Dataset records:
BEGIN

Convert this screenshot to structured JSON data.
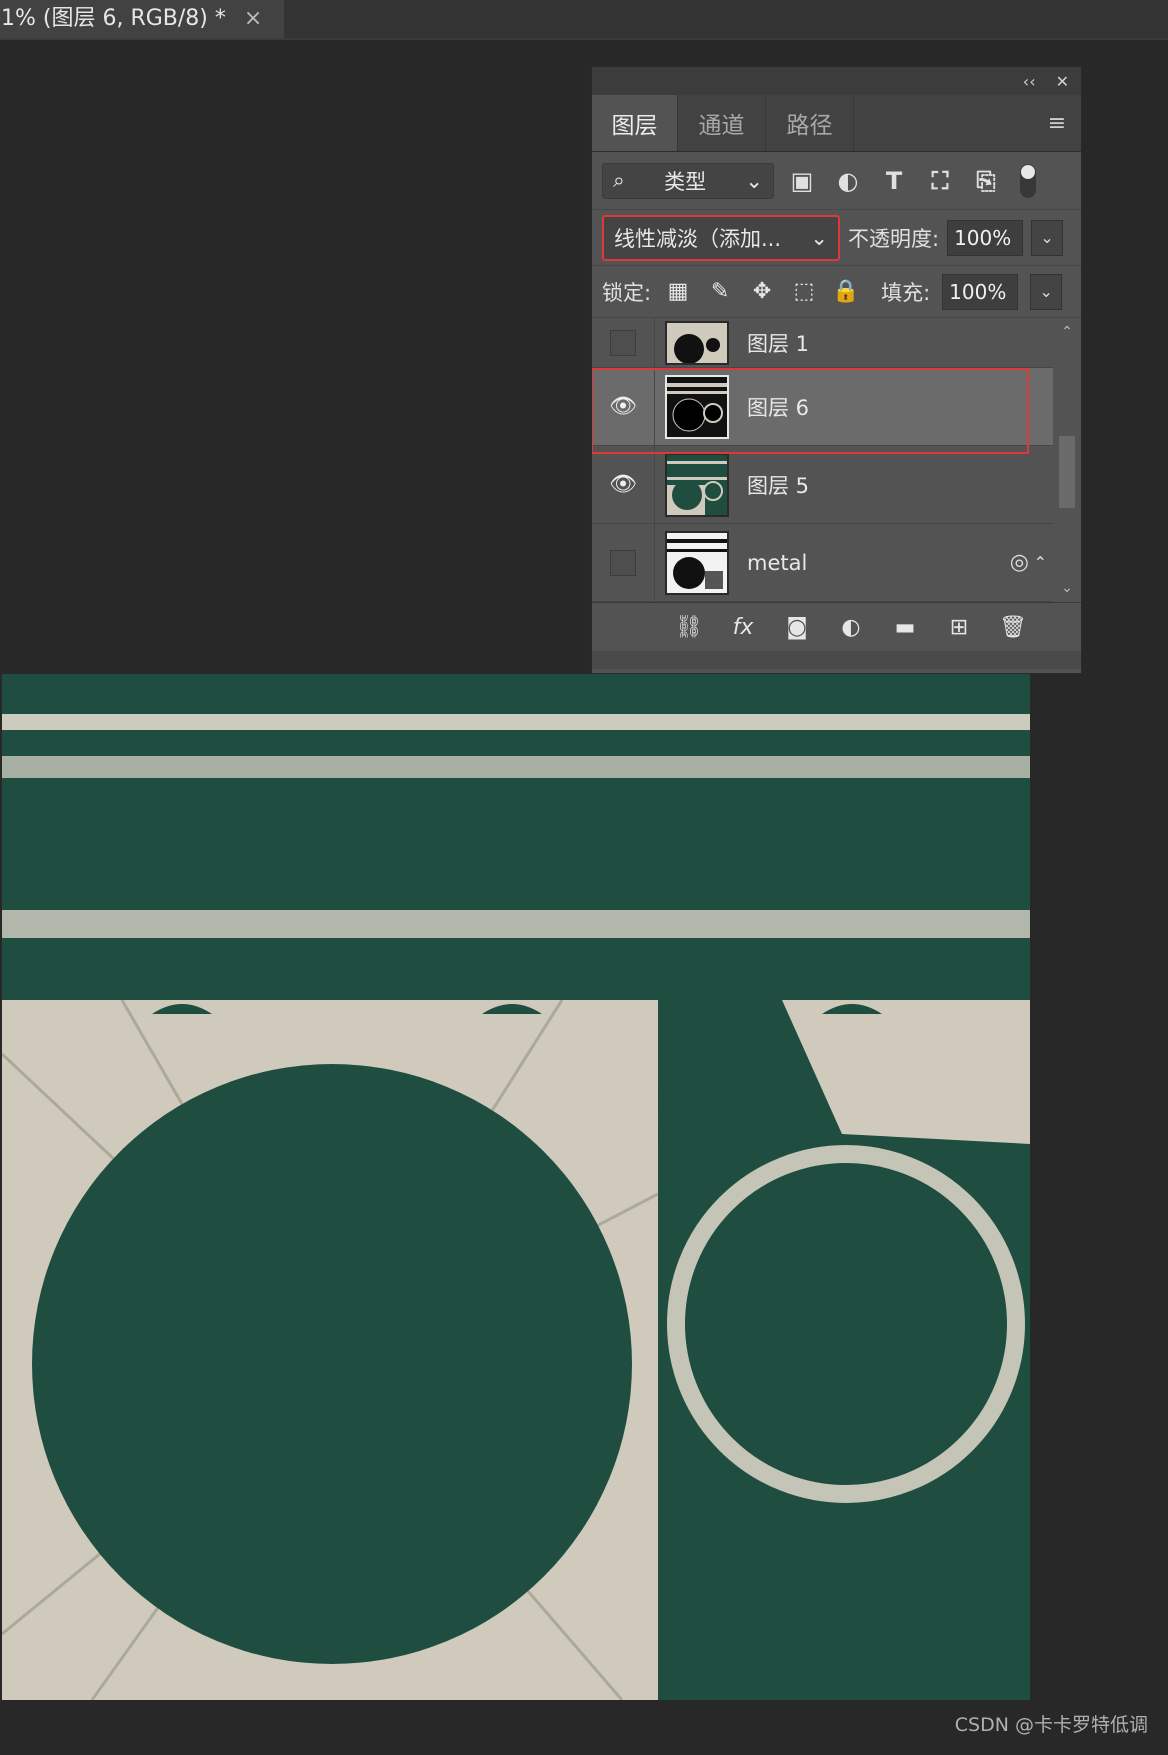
{
  "document_tab": {
    "title": ".1% (图层 6, RGB/8) *",
    "close": "×"
  },
  "panel": {
    "collapse_label": "‹‹",
    "close_label": "✕",
    "tabs": [
      {
        "label": "图层",
        "active": true
      },
      {
        "label": "通道",
        "active": false
      },
      {
        "label": "路径",
        "active": false
      }
    ],
    "filter": {
      "label": "类型",
      "icons": [
        "image-filter-icon",
        "adjustment-filter-icon",
        "type-filter-icon",
        "shape-filter-icon",
        "smart-object-filter-icon"
      ]
    },
    "blend_mode": "线性减淡（添加...",
    "opacity_label": "不透明度:",
    "opacity_value": "100%",
    "lock_label": "锁定:",
    "fill_label": "填充:",
    "fill_value": "100%",
    "layers": [
      {
        "name": "图层 1",
        "visible": false,
        "selected": false
      },
      {
        "name": "图层 6",
        "visible": true,
        "selected": true
      },
      {
        "name": "图层 5",
        "visible": true,
        "selected": false
      },
      {
        "name": "metal",
        "visible": false,
        "selected": false
      }
    ]
  },
  "colors": {
    "canvas_green": "#1f4d40",
    "canvas_cream": "#d6d2c4",
    "highlight_red": "#e03838",
    "panel_bg": "#535353"
  },
  "watermark": "CSDN @卡卡罗特低调"
}
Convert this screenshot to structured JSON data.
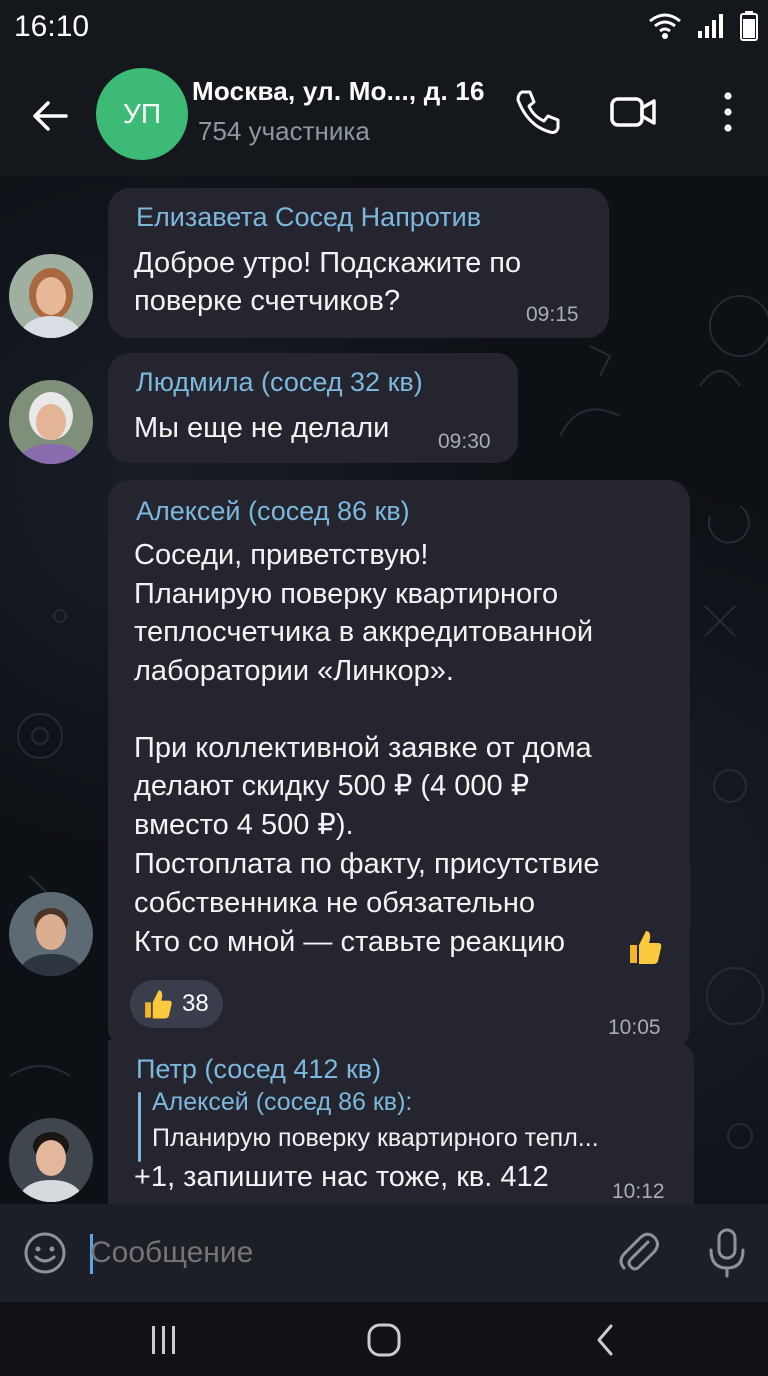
{
  "status_bar": {
    "time": "16:10",
    "icons": [
      "wifi-icon",
      "signal-icon",
      "battery-icon"
    ]
  },
  "header": {
    "avatar_initials": "УП",
    "title": "Москва, ул. Мо..., д. 16",
    "subtitle": "754 участника",
    "avatar_color": "#3dbb76"
  },
  "messages": [
    {
      "sender": "Елизавета Сосед Напротив",
      "lines": [
        "Доброе утро! Подскажите по",
        "поверке счетчиков?"
      ],
      "time": "09:15"
    },
    {
      "sender": "Людмила (сосед 32 кв)",
      "lines": [
        "Мы еще не делали"
      ],
      "time": "09:30"
    },
    {
      "sender": "Алексей (сосед 86 кв)",
      "lines": [
        "Соседи, приветствую!",
        "Планирую поверку квартирного",
        "теплосчетчика в аккредитованной",
        "лаборатории «Линкор».",
        "",
        "При коллективной заявке от дома",
        "делают скидку 500 ₽ (4 000 ₽",
        "вместо 4 500 ₽).",
        "Постоплата по факту, присутствие",
        "собственника не обязательно",
        "Кто со мной — ставьте реакцию"
      ],
      "reaction": {
        "icon": "thumbs-up-icon",
        "count": "38"
      },
      "time": "10:05"
    },
    {
      "sender": "Петр (сосед 412 кв)",
      "reply": {
        "sender": "Алексей (сосед 86 кв):",
        "text": "Планирую поверку квартирного тепл..."
      },
      "lines": [
        "+1, запишите нас тоже, кв. 412"
      ],
      "time": "10:12"
    }
  ],
  "input": {
    "placeholder": "Сообщение"
  },
  "colors": {
    "accent": "#7db8dc",
    "bubble": "#24252f",
    "background": "#0d1015"
  }
}
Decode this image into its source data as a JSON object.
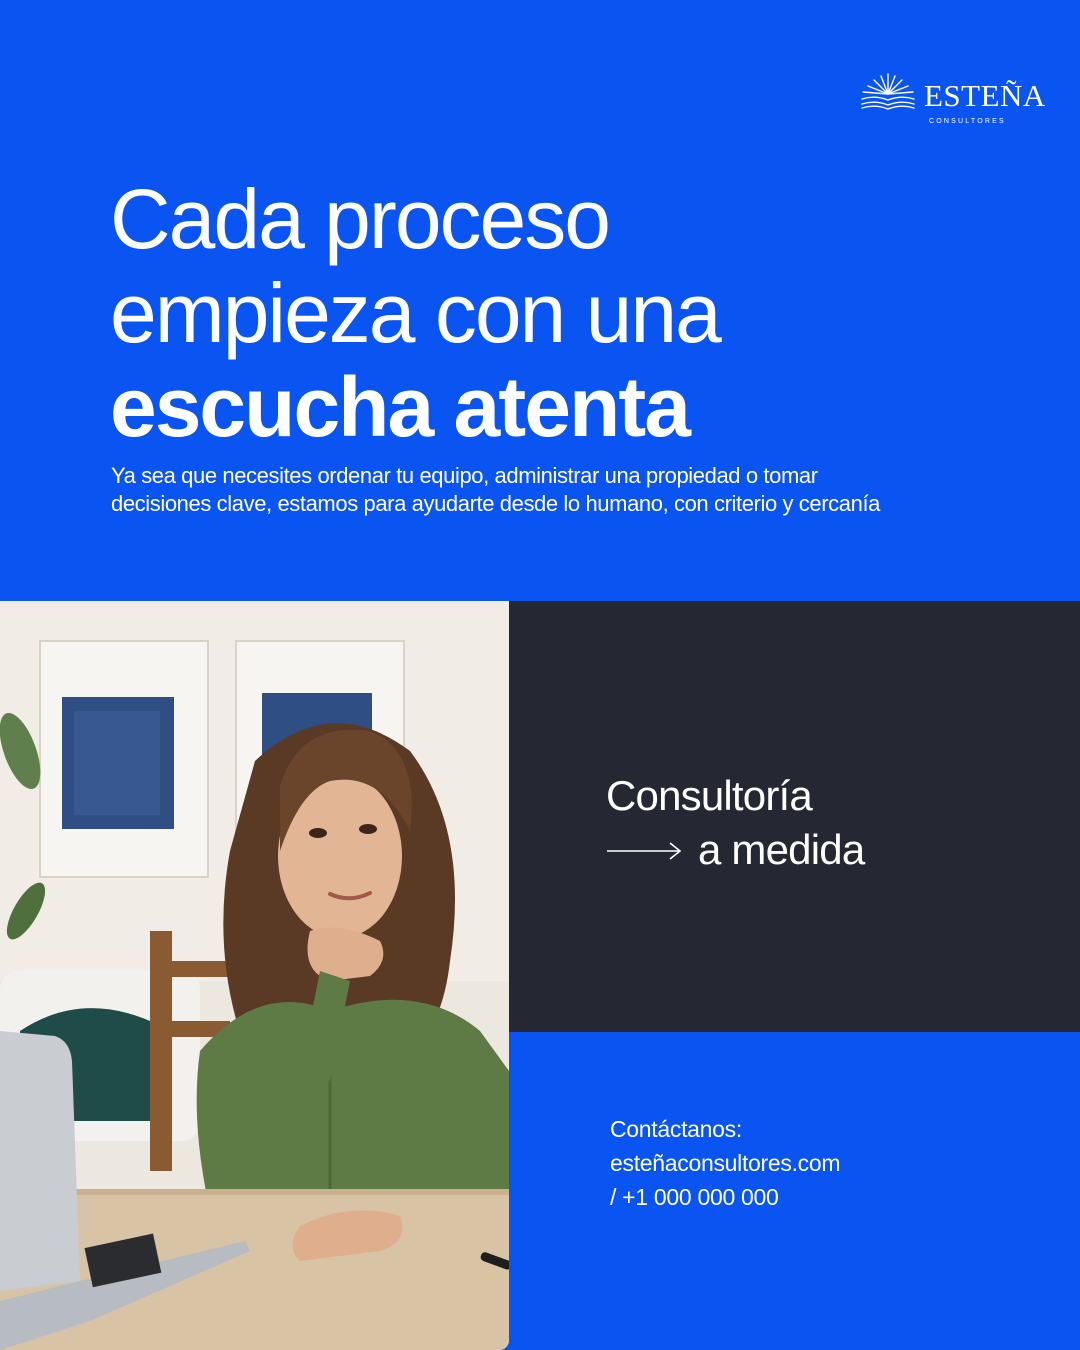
{
  "brand": {
    "name": "ESTEÑA",
    "tagline": "CONSULTORES",
    "logo_icon": "sunburst-book-icon"
  },
  "headline": {
    "line1": "Cada proceso",
    "line2": "empieza con una",
    "line3": "escucha atenta"
  },
  "lead": {
    "line1": "Ya sea que necesites ordenar tu equipo, administrar una propiedad o tomar",
    "line2": "decisiones clave, estamos para ayudarte desde lo humano, con criterio y cercanía"
  },
  "service": {
    "line1": "Consultoría",
    "line2": "a medida",
    "arrow_icon": "long-arrow-right-icon"
  },
  "contact": {
    "label": "Contáctanos:",
    "website": "esteñaconsultores.com",
    "phone": "/ +1 000 000 000"
  },
  "photo": {
    "subject": "woman-at-laptop-photo"
  },
  "colors": {
    "primary_blue": "#0a55f2",
    "dark_panel": "#252833",
    "text": "#ffffff"
  }
}
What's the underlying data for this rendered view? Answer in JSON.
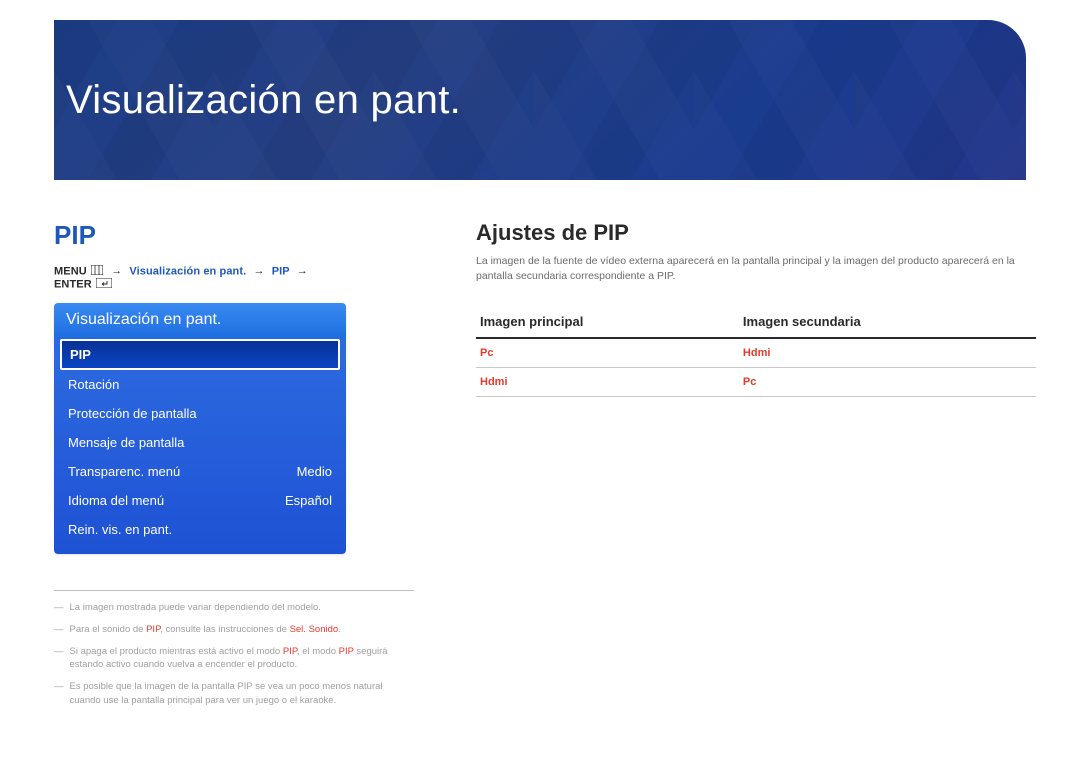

END

▶ **WHAT TO WORK ON**
Extract all the entries word for word; omit any pictures.

▶ **COMPLETED EXERCISE**
Convert this screenshot to structured JSON data.
{
  "document_tab": {
    "title": ".1% (图层 6, RGB/8) *",
    "close": "×"
  },
  "panel": {
    "collapse_label": "‹‹",
    "close_label": "✕",
    "tabs": [
      {
        "label": "图层",
        "active": true
      },
      {
        "label": "通道",
        "active": false
      },
      {
        "label": "路径",
        "active": false
      }
    ],
    "filter": {
      "label": "类型",
      "icons": [
        "image-filter-icon",
        "adjustment-filter-icon",
        "type-filter-icon",
        "shape-filter-icon",
        "smart-object-filter-icon"
      ]
    },
    "blend_mode": "线性减淡（添加...",
    "opacity_label": "不透明度:",
    "opacity_value": "100%",
    "lock_label": "锁定:",
    "fill_label": "填充:",
    "fill_value": "100%",
    "layers": [
      {
        "name": "图层 1",
        "visible": false,
        "selected": false
      },
      {
        "name": "图层 6",
        "visible": true,
        "selected": true
      },
      {
        "name": "图层 5",
        "visible": true,
        "selected": false
      },
      {
        "name": "metal",
        "visible": false,
        "selected": false
      }
    ]
  },
  "colors": {
    "canvas_green": "#1f4d40",
    "canvas_cream": "#d6d2c4",
    "highlight_red": "#e03838",
    "panel_bg": "#535353"
  },
  "watermark": "CSDN @卡卡罗特低调"
}
Convert this screenshot to structured JSON data.
{
  "status_bar": {
    "time": "16:10",
    "icons": [
      "wifi-icon",
      "signal-icon",
      "battery-icon"
    ]
  },
  "header": {
    "avatar_initials": "УП",
    "title": "Москва, ул. Мо..., д. 16",
    "subtitle": "754 участника",
    "avatar_color": "#3dbb76"
  },
  "messages": [
    {
      "sender": "Елизавета Сосед Напротив",
      "lines": [
        "Доброе утро! Подскажите по",
        "поверке счетчиков?"
      ],
      "time": "09:15"
    },
    {
      "sender": "Людмила (сосед 32 кв)",
      "lines": [
        "Мы еще не делали"
      ],
      "time": "09:30"
    },
    {
      "sender": "Алексей (сосед 86 кв)",
      "lines": [
        "Соседи, приветствую!",
        "Планирую поверку квартирного",
        "теплосчетчика в аккредитованной",
        "лаборатории «Линкор».",
        "",
        "При коллективной заявке от дома",
        "делают скидку 500 ₽ (4 000 ₽",
        "вместо 4 500 ₽).",
        "Постоплата по факту, присутствие",
        "собственника не обязательно",
        "Кто со мной — ставьте реакцию"
      ],
      "reaction": {
        "icon": "thumbs-up-icon",
        "count": "38"
      },
      "time": "10:05"
    },
    {
      "sender": "Петр (сосед 412 кв)",
      "reply": {
        "sender": "Алексей (сосед 86 кв):",
        "text": "Планирую поверку квартирного тепл..."
      },
      "lines": [
        "+1, запишите нас тоже, кв. 412"
      ],
      "time": "10:12"
    }
  ],
  "input": {
    "placeholder": "Сообщение"
  },
  "colors": {
    "accent": "#7db8dc",
    "bubble": "#24252f",
    "background": "#0d1015"
  }
}
Decode this image into its source data as a JSON object.
{
  "brand": {
    "name": "ESTEÑA",
    "tagline": "CONSULTORES",
    "logo_icon": "sunburst-book-icon"
  },
  "headline": {
    "line1": "Cada proceso",
    "line2": "empieza con una",
    "line3": "escucha atenta"
  },
  "lead": {
    "line1": "Ya sea que necesites ordenar tu equipo, administrar una propiedad o tomar",
    "line2": "decisiones clave, estamos para ayudarte desde lo humano, con criterio y cercanía"
  },
  "service": {
    "line1": "Consultoría",
    "line2": "a medida",
    "arrow_icon": "long-arrow-right-icon"
  },
  "contact": {
    "label": "Contáctanos:",
    "website": "esteñaconsultores.com",
    "phone": "/ +1 000 000 000"
  },
  "photo": {
    "subject": "woman-at-laptop-photo"
  },
  "colors": {
    "primary_blue": "#0a55f2",
    "dark_panel": "#252833",
    "text": "#ffffff"
  }
}
What's the underlying data for this rendered view? Answer in JSON.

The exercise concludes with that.